Pick out all lines with the word "重庆市住房和城乡建设委员会" from the records that follow.

(Extracted data entries)
____

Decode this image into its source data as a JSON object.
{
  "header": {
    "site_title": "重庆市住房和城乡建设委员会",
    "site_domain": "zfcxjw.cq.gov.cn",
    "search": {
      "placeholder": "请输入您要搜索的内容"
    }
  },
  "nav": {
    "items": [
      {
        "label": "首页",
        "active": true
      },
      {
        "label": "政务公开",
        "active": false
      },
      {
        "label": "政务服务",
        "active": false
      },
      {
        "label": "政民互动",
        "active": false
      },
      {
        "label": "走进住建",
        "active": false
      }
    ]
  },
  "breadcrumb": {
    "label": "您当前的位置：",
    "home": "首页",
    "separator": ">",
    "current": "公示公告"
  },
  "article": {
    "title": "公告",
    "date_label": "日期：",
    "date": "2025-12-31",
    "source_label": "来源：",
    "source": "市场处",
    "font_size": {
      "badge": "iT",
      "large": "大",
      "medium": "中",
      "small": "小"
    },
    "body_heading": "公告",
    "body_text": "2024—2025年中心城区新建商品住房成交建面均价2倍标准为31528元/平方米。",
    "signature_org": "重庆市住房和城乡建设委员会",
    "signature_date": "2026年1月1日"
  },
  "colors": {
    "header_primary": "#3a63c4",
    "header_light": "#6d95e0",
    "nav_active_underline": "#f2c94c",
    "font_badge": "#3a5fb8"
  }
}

____

• _Answer in full_:
    "site_title": "重庆市住房和城乡建设委员会",
    "signature_org": "重庆市住房和城乡建设委员会",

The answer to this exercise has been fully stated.